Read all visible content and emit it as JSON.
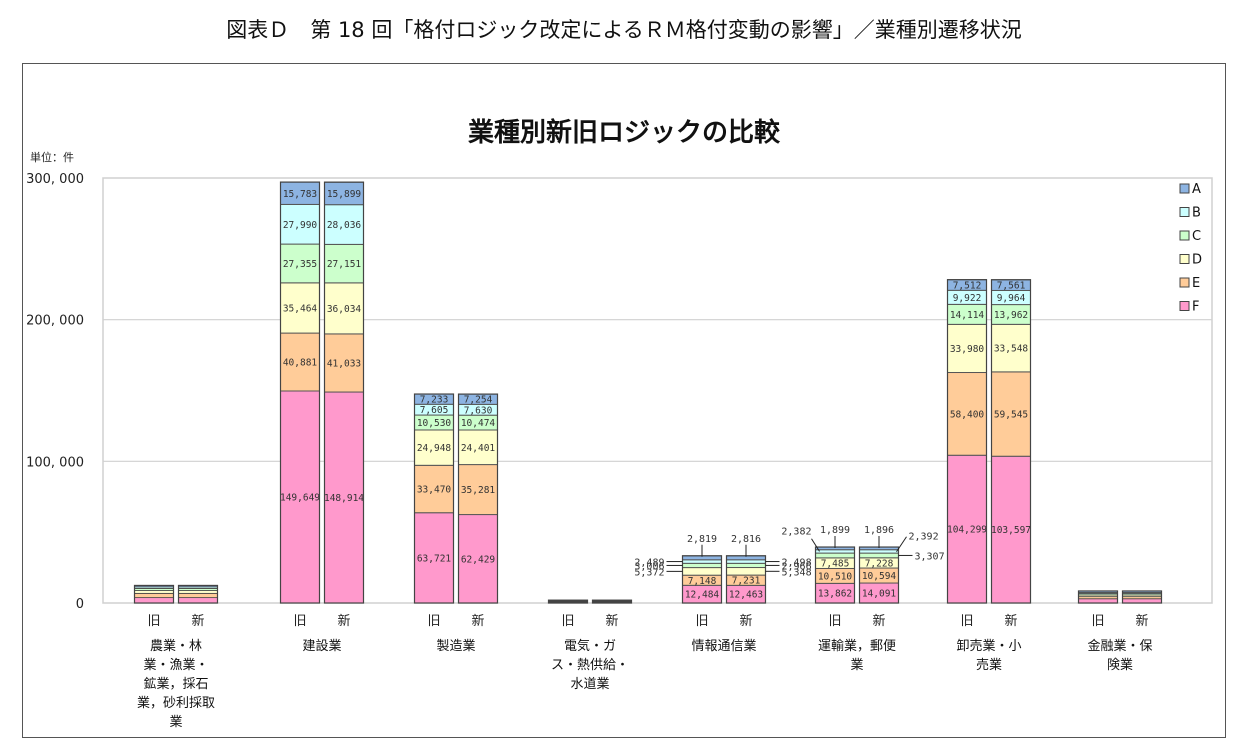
{
  "outer_title": "図表Ｄ　第 18 回「格付ロジック改定によるＲＭ格付変動の影響」／業種別遷移状況",
  "chart_data": {
    "type": "bar",
    "stacked": true,
    "title": "業種別新旧ロジックの比較",
    "unit_label": "単位：件",
    "xlabel": "",
    "ylabel": "",
    "ylim": [
      0,
      300000
    ],
    "yticks": [
      0,
      100000,
      200000,
      300000
    ],
    "ytick_labels": [
      "0",
      "100, 000",
      "200, 000",
      "300, 000"
    ],
    "grid": true,
    "legend_position": "top-right",
    "stack_order": [
      "F",
      "E",
      "D",
      "C",
      "B",
      "A"
    ],
    "legend": [
      {
        "name": "A",
        "color": "#8DB4E2"
      },
      {
        "name": "B",
        "color": "#CCFFFF"
      },
      {
        "name": "C",
        "color": "#CCFFCC"
      },
      {
        "name": "D",
        "color": "#FFFFCC"
      },
      {
        "name": "E",
        "color": "#FFCC99"
      },
      {
        "name": "F",
        "color": "#FF99CC"
      }
    ],
    "bar_labels": [
      "旧",
      "新"
    ],
    "categories": [
      {
        "name": "農業・林業・漁業・鉱業，採石業，砂利採取業",
        "lines": [
          "農業・林",
          "業・漁業・",
          "鉱業，採石",
          "業，砂利採取",
          "業"
        ],
        "bars": [
          {
            "label": "旧",
            "values": {
              "F": 3800,
              "E": 3000,
              "D": 2000,
              "C": 1500,
              "B": 1100,
              "A": 1000
            },
            "show_labels": false
          },
          {
            "label": "新",
            "values": {
              "F": 3800,
              "E": 3000,
              "D": 2000,
              "C": 1500,
              "B": 1100,
              "A": 1000
            },
            "show_labels": false
          }
        ]
      },
      {
        "name": "建設業",
        "lines": [
          "建設業"
        ],
        "bars": [
          {
            "label": "旧",
            "values": {
              "F": 149649,
              "E": 40881,
              "D": 35464,
              "C": 27355,
              "B": 27990,
              "A": 15783
            },
            "show_labels": true
          },
          {
            "label": "新",
            "values": {
              "F": 148914,
              "E": 41033,
              "D": 36034,
              "C": 27151,
              "B": 28036,
              "A": 15899
            },
            "show_labels": true
          }
        ]
      },
      {
        "name": "製造業",
        "lines": [
          "製造業"
        ],
        "bars": [
          {
            "label": "旧",
            "values": {
              "F": 63721,
              "E": 33470,
              "D": 24948,
              "C": 10530,
              "B": 7605,
              "A": 7233
            },
            "show_labels": true
          },
          {
            "label": "新",
            "values": {
              "F": 62429,
              "E": 35281,
              "D": 24401,
              "C": 10474,
              "B": 7630,
              "A": 7254
            },
            "show_labels": true
          }
        ]
      },
      {
        "name": "電気・ガス・熱供給・水道業",
        "lines": [
          "電気・ガ",
          "ス・熱供給・",
          "水道業"
        ],
        "bars": [
          {
            "label": "旧",
            "values": {
              "F": 500,
              "E": 400,
              "D": 350,
              "C": 300,
              "B": 250,
              "A": 200
            },
            "show_labels": false
          },
          {
            "label": "新",
            "values": {
              "F": 500,
              "E": 400,
              "D": 350,
              "C": 300,
              "B": 250,
              "A": 200
            },
            "show_labels": false
          }
        ]
      },
      {
        "name": "情報通信業",
        "lines": [
          "情報通信業"
        ],
        "bars": [
          {
            "label": "旧",
            "values": {
              "F": 12484,
              "E": 7148,
              "D": 5372,
              "C": 3006,
              "B": 2489,
              "A": 2819
            },
            "show_labels": true
          },
          {
            "label": "新",
            "values": {
              "F": 12463,
              "E": 7231,
              "D": 5348,
              "C": 2966,
              "B": 2498,
              "A": 2816
            },
            "show_labels": true
          }
        ]
      },
      {
        "name": "運輸業，郵便業",
        "lines": [
          "運輸業，郵便",
          "業"
        ],
        "bars": [
          {
            "label": "旧",
            "values": {
              "F": 13862,
              "E": 10510,
              "D": 7485,
              "C": 3375,
              "B": 2382,
              "A": 1899
            },
            "show_labels": true
          },
          {
            "label": "新",
            "values": {
              "F": 14091,
              "E": 10594,
              "D": 7228,
              "C": 3307,
              "B": 2392,
              "A": 1896
            },
            "show_labels": true
          }
        ]
      },
      {
        "name": "卸売業・小売業",
        "lines": [
          "卸売業・小",
          "売業"
        ],
        "bars": [
          {
            "label": "旧",
            "values": {
              "F": 104299,
              "E": 58400,
              "D": 33980,
              "C": 14114,
              "B": 9922,
              "A": 7512
            },
            "show_labels": true
          },
          {
            "label": "新",
            "values": {
              "F": 103597,
              "E": 59545,
              "D": 33548,
              "C": 13962,
              "B": 9964,
              "A": 7561
            },
            "show_labels": true
          }
        ]
      },
      {
        "name": "金融業・保険業",
        "lines": [
          "金融業・保",
          "険業"
        ],
        "bars": [
          {
            "label": "旧",
            "values": {
              "F": 3000,
              "E": 1500,
              "D": 1200,
              "C": 1000,
              "B": 800,
              "A": 1000
            },
            "show_labels": false
          },
          {
            "label": "新",
            "values": {
              "F": 3000,
              "E": 1500,
              "D": 1200,
              "C": 1000,
              "B": 800,
              "A": 1000
            },
            "show_labels": false
          }
        ]
      }
    ],
    "callouts": [
      {
        "category": 4,
        "bar": 0,
        "segment": "A",
        "text": "2,819",
        "side": "top"
      },
      {
        "category": 4,
        "bar": 0,
        "segment": "B",
        "text": "2,489",
        "side": "left"
      },
      {
        "category": 4,
        "bar": 0,
        "segment": "C",
        "text": "3,006",
        "side": "left"
      },
      {
        "category": 4,
        "bar": 0,
        "segment": "D",
        "text": "5,372",
        "side": "left"
      },
      {
        "category": 4,
        "bar": 1,
        "segment": "A",
        "text": "2,816",
        "side": "top"
      },
      {
        "category": 4,
        "bar": 1,
        "segment": "B",
        "text": "2,498",
        "side": "right"
      },
      {
        "category": 4,
        "bar": 1,
        "segment": "C",
        "text": "2,966",
        "side": "right"
      },
      {
        "category": 4,
        "bar": 1,
        "segment": "D",
        "text": "5,348",
        "side": "right"
      },
      {
        "category": 5,
        "bar": 0,
        "segment": "A",
        "text": "1,899",
        "side": "top"
      },
      {
        "category": 5,
        "bar": 0,
        "segment": "B",
        "text": "2,382",
        "side": "topleft"
      },
      {
        "category": 5,
        "bar": 1,
        "segment": "A",
        "text": "1,896",
        "side": "top"
      },
      {
        "category": 5,
        "bar": 1,
        "segment": "B",
        "text": "2,392",
        "side": "topright"
      },
      {
        "category": 5,
        "bar": 1,
        "segment": "C",
        "text": "3,307",
        "side": "right"
      }
    ]
  }
}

# What you will do:
Reproduce each entry verbatim, excluding any embedded images.

# Solution for this task:
Read all visible content and emit it as JSON.
{
  "outer_title": "図表Ｄ　第 18 回「格付ロジック改定によるＲＭ格付変動の影響」／業種別遷移状況",
  "chart_data": {
    "type": "bar",
    "stacked": true,
    "title": "業種別新旧ロジックの比較",
    "unit_label": "単位：件",
    "xlabel": "",
    "ylabel": "",
    "ylim": [
      0,
      300000
    ],
    "yticks": [
      0,
      100000,
      200000,
      300000
    ],
    "ytick_labels": [
      "0",
      "100, 000",
      "200, 000",
      "300, 000"
    ],
    "grid": true,
    "legend_position": "top-right",
    "stack_order": [
      "F",
      "E",
      "D",
      "C",
      "B",
      "A"
    ],
    "legend": [
      {
        "name": "A",
        "color": "#8DB4E2"
      },
      {
        "name": "B",
        "color": "#CCFFFF"
      },
      {
        "name": "C",
        "color": "#CCFFCC"
      },
      {
        "name": "D",
        "color": "#FFFFCC"
      },
      {
        "name": "E",
        "color": "#FFCC99"
      },
      {
        "name": "F",
        "color": "#FF99CC"
      }
    ],
    "bar_labels": [
      "旧",
      "新"
    ],
    "categories": [
      {
        "name": "農業・林業・漁業・鉱業，採石業，砂利採取業",
        "lines": [
          "農業・林",
          "業・漁業・",
          "鉱業，採石",
          "業，砂利採取",
          "業"
        ],
        "bars": [
          {
            "label": "旧",
            "values": {
              "F": 3800,
              "E": 3000,
              "D": 2000,
              "C": 1500,
              "B": 1100,
              "A": 1000
            },
            "show_labels": false
          },
          {
            "label": "新",
            "values": {
              "F": 3800,
              "E": 3000,
              "D": 2000,
              "C": 1500,
              "B": 1100,
              "A": 1000
            },
            "show_labels": false
          }
        ]
      },
      {
        "name": "建設業",
        "lines": [
          "建設業"
        ],
        "bars": [
          {
            "label": "旧",
            "values": {
              "F": 149649,
              "E": 40881,
              "D": 35464,
              "C": 27355,
              "B": 27990,
              "A": 15783
            },
            "show_labels": true
          },
          {
            "label": "新",
            "values": {
              "F": 148914,
              "E": 41033,
              "D": 36034,
              "C": 27151,
              "B": 28036,
              "A": 15899
            },
            "show_labels": true
          }
        ]
      },
      {
        "name": "製造業",
        "lines": [
          "製造業"
        ],
        "bars": [
          {
            "label": "旧",
            "values": {
              "F": 63721,
              "E": 33470,
              "D": 24948,
              "C": 10530,
              "B": 7605,
              "A": 7233
            },
            "show_labels": true
          },
          {
            "label": "新",
            "values": {
              "F": 62429,
              "E": 35281,
              "D": 24401,
              "C": 10474,
              "B": 7630,
              "A": 7254
            },
            "show_labels": true
          }
        ]
      },
      {
        "name": "電気・ガス・熱供給・水道業",
        "lines": [
          "電気・ガ",
          "ス・熱供給・",
          "水道業"
        ],
        "bars": [
          {
            "label": "旧",
            "values": {
              "F": 500,
              "E": 400,
              "D": 350,
              "C": 300,
              "B": 250,
              "A": 200
            },
            "show_labels": false
          },
          {
            "label": "新",
            "values": {
              "F": 500,
              "E": 400,
              "D": 350,
              "C": 300,
              "B": 250,
              "A": 200
            },
            "show_labels": false
          }
        ]
      },
      {
        "name": "情報通信業",
        "lines": [
          "情報通信業"
        ],
        "bars": [
          {
            "label": "旧",
            "values": {
              "F": 12484,
              "E": 7148,
              "D": 5372,
              "C": 3006,
              "B": 2489,
              "A": 2819
            },
            "show_labels": true
          },
          {
            "label": "新",
            "values": {
              "F": 12463,
              "E": 7231,
              "D": 5348,
              "C": 2966,
              "B": 2498,
              "A": 2816
            },
            "show_labels": true
          }
        ]
      },
      {
        "name": "運輸業，郵便業",
        "lines": [
          "運輸業，郵便",
          "業"
        ],
        "bars": [
          {
            "label": "旧",
            "values": {
              "F": 13862,
              "E": 10510,
              "D": 7485,
              "C": 3375,
              "B": 2382,
              "A": 1899
            },
            "show_labels": true
          },
          {
            "label": "新",
            "values": {
              "F": 14091,
              "E": 10594,
              "D": 7228,
              "C": 3307,
              "B": 2392,
              "A": 1896
            },
            "show_labels": true
          }
        ]
      },
      {
        "name": "卸売業・小売業",
        "lines": [
          "卸売業・小",
          "売業"
        ],
        "bars": [
          {
            "label": "旧",
            "values": {
              "F": 104299,
              "E": 58400,
              "D": 33980,
              "C": 14114,
              "B": 9922,
              "A": 7512
            },
            "show_labels": true
          },
          {
            "label": "新",
            "values": {
              "F": 103597,
              "E": 59545,
              "D": 33548,
              "C": 13962,
              "B": 9964,
              "A": 7561
            },
            "show_labels": true
          }
        ]
      },
      {
        "name": "金融業・保険業",
        "lines": [
          "金融業・保",
          "険業"
        ],
        "bars": [
          {
            "label": "旧",
            "values": {
              "F": 3000,
              "E": 1500,
              "D": 1200,
              "C": 1000,
              "B": 800,
              "A": 1000
            },
            "show_labels": false
          },
          {
            "label": "新",
            "values": {
              "F": 3000,
              "E": 1500,
              "D": 1200,
              "C": 1000,
              "B": 800,
              "A": 1000
            },
            "show_labels": false
          }
        ]
      }
    ],
    "callouts": [
      {
        "category": 4,
        "bar": 0,
        "segment": "A",
        "text": "2,819",
        "side": "top"
      },
      {
        "category": 4,
        "bar": 0,
        "segment": "B",
        "text": "2,489",
        "side": "left"
      },
      {
        "category": 4,
        "bar": 0,
        "segment": "C",
        "text": "3,006",
        "side": "left"
      },
      {
        "category": 4,
        "bar": 0,
        "segment": "D",
        "text": "5,372",
        "side": "left"
      },
      {
        "category": 4,
        "bar": 1,
        "segment": "A",
        "text": "2,816",
        "side": "top"
      },
      {
        "category": 4,
        "bar": 1,
        "segment": "B",
        "text": "2,498",
        "side": "right"
      },
      {
        "category": 4,
        "bar": 1,
        "segment": "C",
        "text": "2,966",
        "side": "right"
      },
      {
        "category": 4,
        "bar": 1,
        "segment": "D",
        "text": "5,348",
        "side": "right"
      },
      {
        "category": 5,
        "bar": 0,
        "segment": "A",
        "text": "1,899",
        "side": "top"
      },
      {
        "category": 5,
        "bar": 0,
        "segment": "B",
        "text": "2,382",
        "side": "topleft"
      },
      {
        "category": 5,
        "bar": 1,
        "segment": "A",
        "text": "1,896",
        "side": "top"
      },
      {
        "category": 5,
        "bar": 1,
        "segment": "B",
        "text": "2,392",
        "side": "topright"
      },
      {
        "category": 5,
        "bar": 1,
        "segment": "C",
        "text": "3,307",
        "side": "right"
      }
    ]
  }
}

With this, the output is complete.